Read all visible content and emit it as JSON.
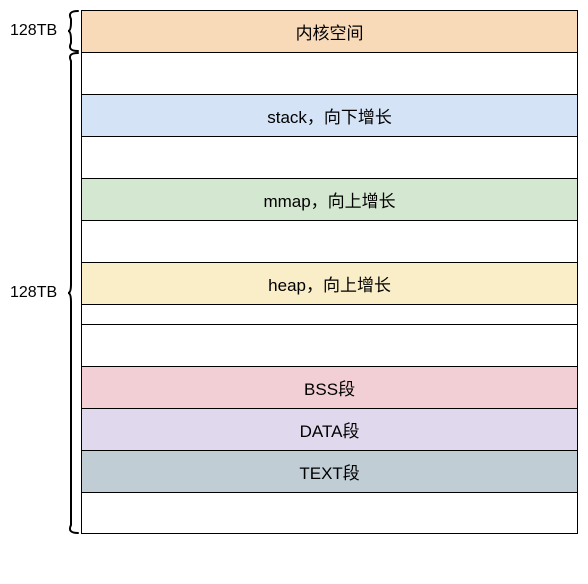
{
  "diagram": {
    "type": "memory-layout",
    "font_size": 17,
    "label_font_size": 16,
    "border_color": "#000000",
    "text_color": "#000000",
    "background": "#ffffff",
    "brace_stroke": "#000000",
    "brace_stroke_width": 2,
    "top_label": "128TB",
    "bottom_label": "128TB",
    "top_span_rows": 1,
    "bottom_span_rows": 12,
    "segments": [
      {
        "id": "kernel",
        "label": "内核空间",
        "bg": "#f8d9b8",
        "h": 42
      },
      {
        "id": "gap1",
        "label": "",
        "bg": "#ffffff",
        "h": 42
      },
      {
        "id": "stack",
        "label": "stack，向下增长",
        "bg": "#d4e3f5",
        "h": 42
      },
      {
        "id": "gap2",
        "label": "",
        "bg": "#ffffff",
        "h": 42
      },
      {
        "id": "mmap",
        "label": "mmap，向上增长",
        "bg": "#d4e8d1",
        "h": 42
      },
      {
        "id": "gap3",
        "label": "",
        "bg": "#ffffff",
        "h": 42
      },
      {
        "id": "heap",
        "label": "heap，向上增长",
        "bg": "#faeec8",
        "h": 42
      },
      {
        "id": "gap4",
        "label": "",
        "bg": "#ffffff",
        "h": 20
      },
      {
        "id": "gap5",
        "label": "",
        "bg": "#ffffff",
        "h": 42
      },
      {
        "id": "bss",
        "label": "BSS段",
        "bg": "#f2cfd4",
        "h": 42
      },
      {
        "id": "data",
        "label": "DATA段",
        "bg": "#e0d8ec",
        "h": 42
      },
      {
        "id": "text",
        "label": "TEXT段",
        "bg": "#c0cdd5",
        "h": 42
      },
      {
        "id": "gap6",
        "label": "",
        "bg": "#ffffff",
        "h": 42
      }
    ]
  }
}
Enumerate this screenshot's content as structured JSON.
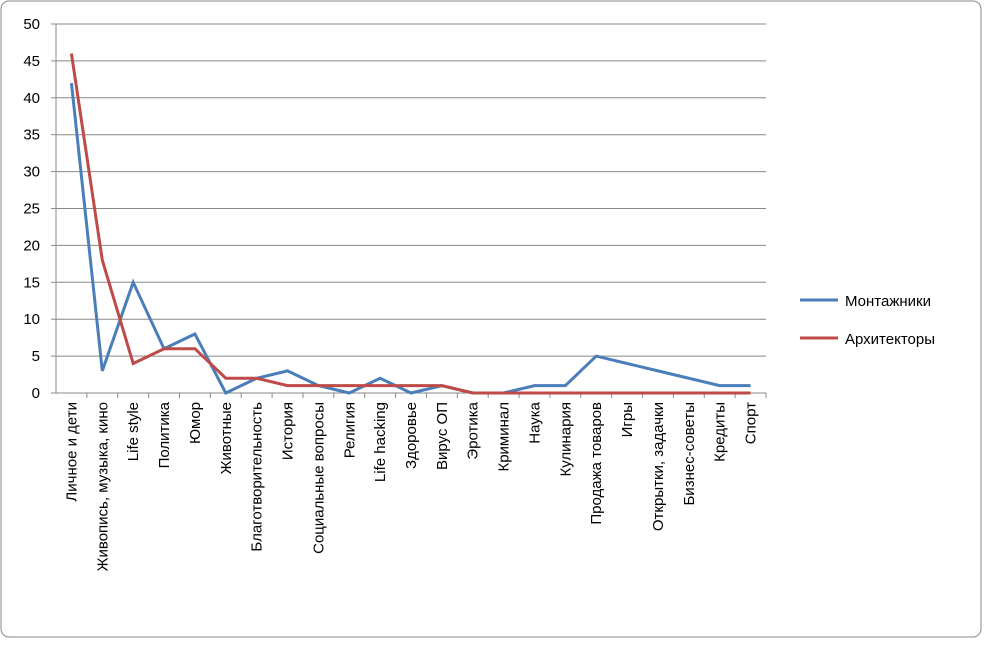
{
  "chart_data": {
    "type": "line",
    "categories": [
      "Личное и дети",
      "Живопись, музыка, кино",
      "Life style",
      "Политика",
      "Юмор",
      "Животные",
      "Благотворительность",
      "История",
      "Социальные вопросы",
      "Религия",
      "Life hacking",
      "Здоровье",
      "Вирус ОП",
      "Эротика",
      "Криминал",
      "Наука",
      "Кулинария",
      "Продажа товаров",
      "Игры",
      "Открытки, задачки",
      "Бизнес-советы",
      "Кредиты",
      "Спорт"
    ],
    "series": [
      {
        "name": "Монтажники",
        "color": "#4a7ebb",
        "values": [
          42,
          3,
          15,
          6,
          8,
          0,
          2,
          3,
          1,
          0,
          2,
          0,
          1,
          0,
          0,
          1,
          1,
          5,
          4,
          3,
          2,
          1,
          1
        ]
      },
      {
        "name": "Архитекторы",
        "color": "#be4b48",
        "values": [
          46,
          18,
          4,
          6,
          6,
          2,
          2,
          1,
          1,
          1,
          1,
          1,
          1,
          0,
          0,
          0,
          0,
          0,
          0,
          0,
          0,
          0,
          0
        ]
      }
    ],
    "ylim": [
      0,
      50
    ],
    "yticks": [
      0,
      5,
      10,
      15,
      20,
      25,
      30,
      35,
      40,
      45,
      50
    ],
    "grid": true,
    "legend": "right"
  }
}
▬▬▬▬▬▬▬▬▬▬
What you have to do: Every line holding "JSON" should be copied out.

Solution:
Read all visible content and emit it as JSON.
Enumerate this screenshot's content as structured JSON.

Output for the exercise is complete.